Entries from a dataset
[Start]

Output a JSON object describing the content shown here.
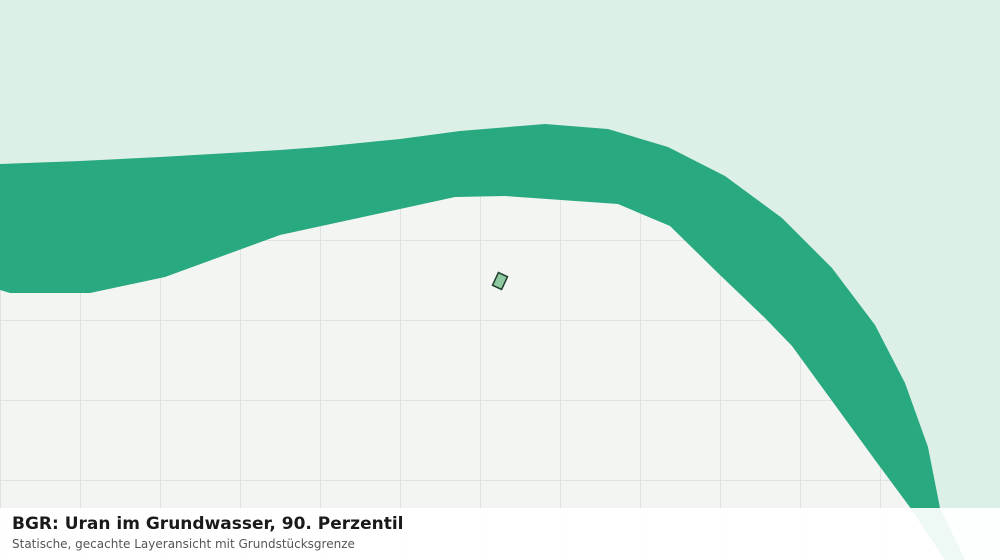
{
  "header": {
    "title": "BGR: Uran im Grundwasser, 90. Perzentil",
    "subtitle": "Statische, gecachte Layeransicht mit Grundstücksgrenze"
  }
}
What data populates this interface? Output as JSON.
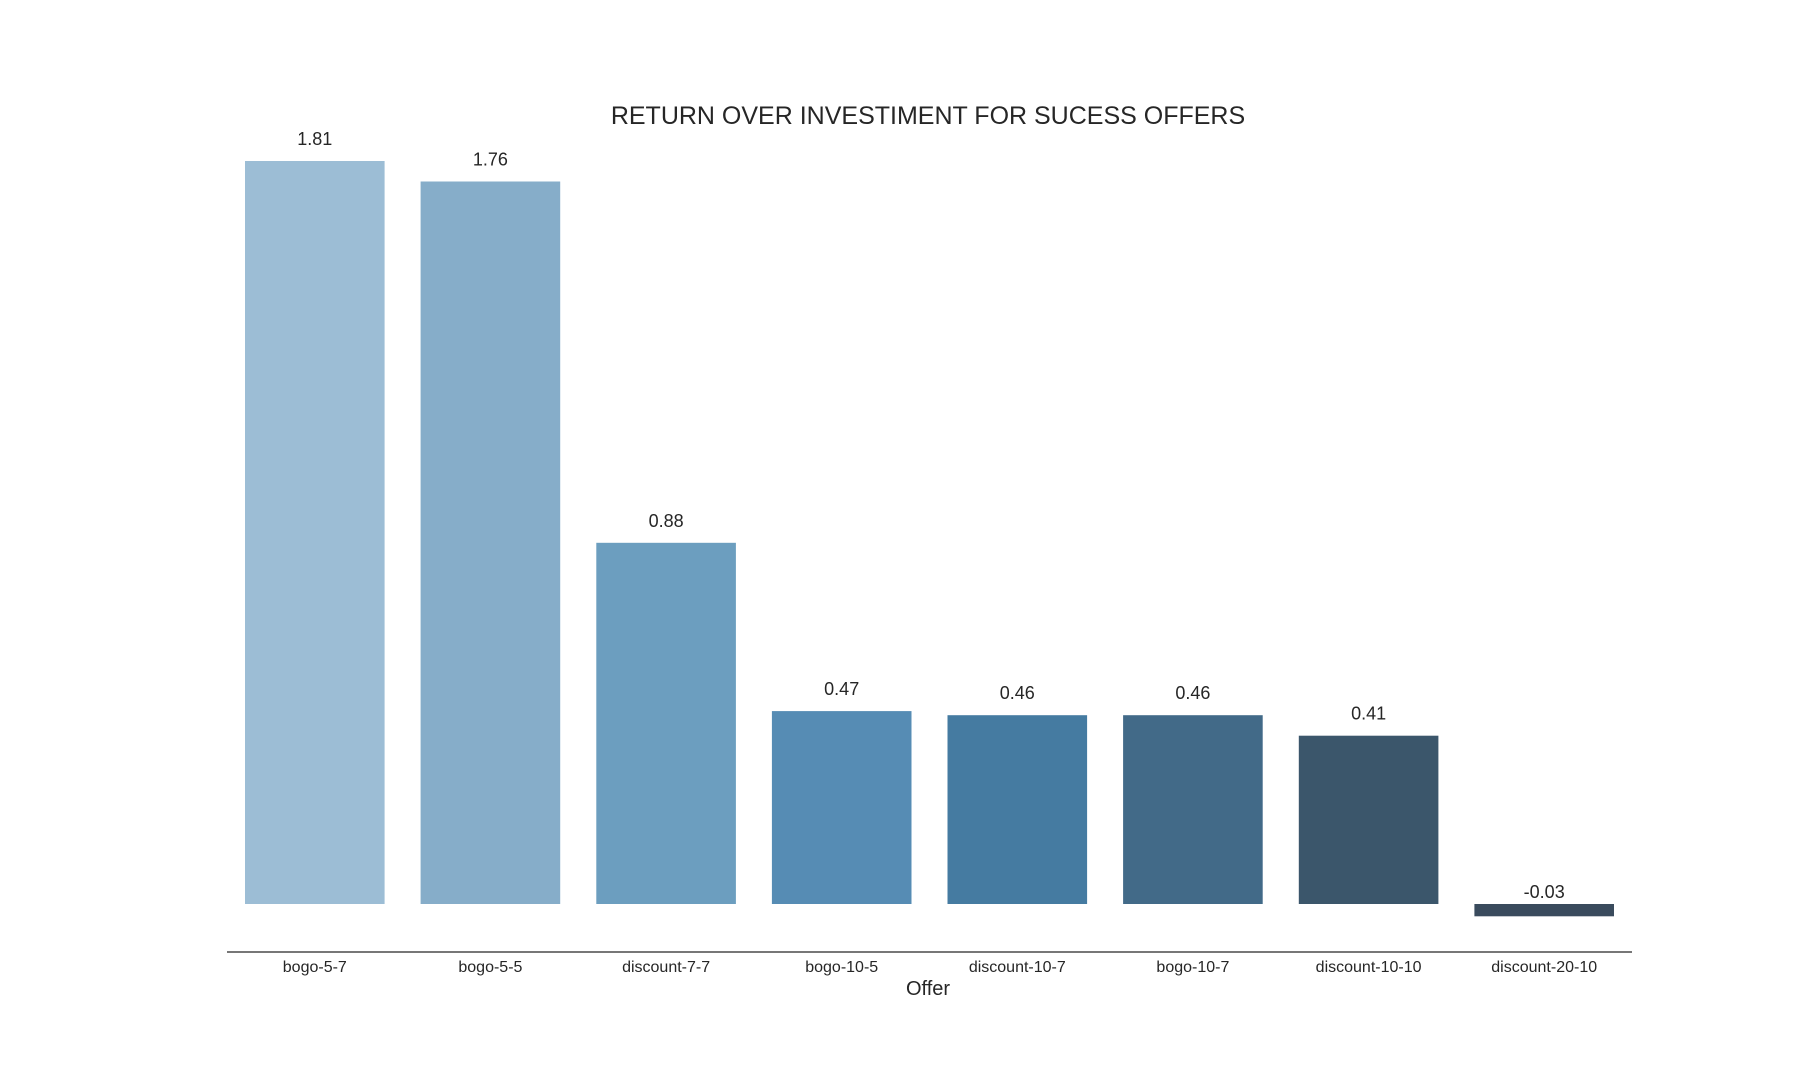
{
  "chart_data": {
    "type": "bar",
    "title": "RETURN OVER INVESTIMENT FOR SUCESS OFFERS",
    "xlabel": "Offer",
    "ylabel": "",
    "categories": [
      "bogo-5-7",
      "bogo-5-5",
      "discount-7-7",
      "bogo-10-5",
      "discount-10-7",
      "bogo-10-7",
      "discount-10-10",
      "discount-20-10"
    ],
    "values": [
      1.81,
      1.76,
      0.88,
      0.47,
      0.46,
      0.46,
      0.41,
      -0.03
    ],
    "data_labels": [
      "1.81",
      "1.76",
      "0.88",
      "0.47",
      "0.46",
      "0.46",
      "0.41",
      "-0.03"
    ],
    "colors": [
      "#9cbdd5",
      "#86adc9",
      "#6c9ebf",
      "#568cb4",
      "#457ba1",
      "#426a88",
      "#3b566b",
      "#3a4b5d"
    ],
    "ylim": [
      -0.03,
      1.81
    ],
    "grid": false,
    "legend": "none"
  }
}
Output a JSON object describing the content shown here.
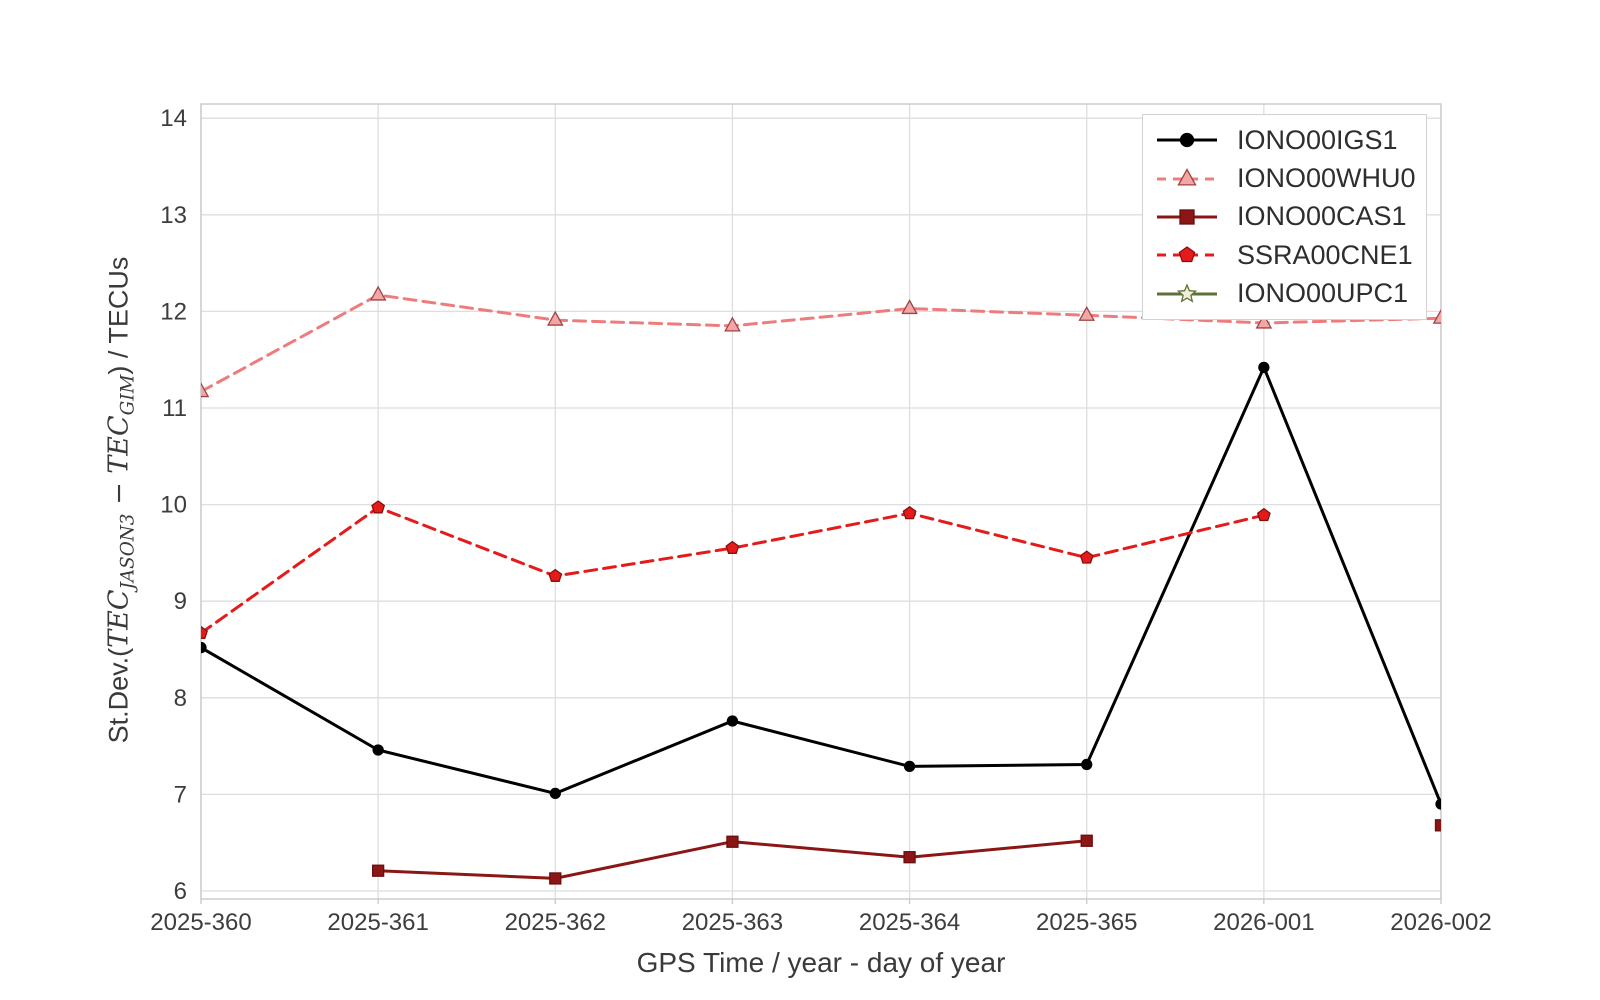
{
  "figure": {
    "background": "#ffffff"
  },
  "labels": {
    "xlabel": "GPS Time / year - day of year",
    "ylabel_prefix": "St.Dev.(",
    "ylabel_tec1": "TEC",
    "ylabel_sub1": "JASON3",
    "ylabel_minus": " − ",
    "ylabel_tec2": "TEC",
    "ylabel_sub2": "GIM",
    "ylabel_suffix": ") / TECUs"
  },
  "style": {
    "grid_color": "#dedede",
    "spine_color": "#c9c9c9",
    "tick_text_color": "#3d3d3d"
  },
  "chart_data": {
    "type": "line",
    "title": "",
    "xlabel": "GPS Time / year - day of year",
    "ylabel": "St.Dev.(TEC_JASON3 − TEC_GIM) / TECUs",
    "categories": [
      "2025-360",
      "2025-361",
      "2025-362",
      "2025-363",
      "2025-364",
      "2025-365",
      "2026-001",
      "2026-002"
    ],
    "yticks": [
      6,
      7,
      8,
      9,
      10,
      11,
      12,
      13,
      14
    ],
    "ytick_labels": [
      "6",
      "7",
      "8",
      "9",
      "10",
      "11",
      "12",
      "13",
      "14"
    ],
    "ylim": [
      5.9,
      14.15
    ],
    "grid": true,
    "legend_position": "upper right",
    "series": [
      {
        "name": "IONO00IGS1",
        "line_style": "solid",
        "color": "#000000",
        "marker": "circle",
        "marker_fill": "#000000",
        "marker_edge": "#000000",
        "values": [
          8.52,
          7.46,
          7.01,
          7.76,
          7.29,
          7.31,
          11.42,
          6.9
        ]
      },
      {
        "name": "IONO00WHU0",
        "line_style": "dashed",
        "color": "#ee7c7c",
        "marker": "triangle",
        "marker_fill": "#f2a6a6",
        "marker_edge": "#9e4444",
        "values": [
          11.17,
          12.17,
          11.91,
          11.85,
          12.03,
          11.96,
          11.88,
          11.93
        ]
      },
      {
        "name": "IONO00CAS1",
        "line_style": "solid",
        "color": "#8b1616",
        "marker": "square",
        "marker_fill": "#8b1616",
        "marker_edge": "#6b0e0e",
        "values": [
          null,
          6.21,
          6.13,
          6.51,
          6.35,
          6.52,
          null,
          6.68
        ]
      },
      {
        "name": "SSRA00CNE1",
        "line_style": "dashed",
        "color": "#e41b1b",
        "marker": "pentagon",
        "marker_fill": "#e41b1b",
        "marker_edge": "#8b0f0f",
        "values": [
          8.67,
          9.97,
          9.26,
          9.55,
          9.91,
          9.45,
          9.89,
          null
        ]
      },
      {
        "name": "IONO00UPC1",
        "line_style": "solid",
        "color": "#5d7038",
        "marker": "star",
        "marker_fill": "#f0f0d8",
        "marker_edge": "#5d7038",
        "values": [
          null,
          null,
          null,
          null,
          null,
          null,
          null,
          null
        ]
      }
    ]
  }
}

[End]

Scan the data above and copy every line with "TECUs" in it.

    "ylabel_suffix": ") / TECUs"
    "ylabel": "St.Dev.(TEC_JASON3 − TEC_GIM) / TECUs",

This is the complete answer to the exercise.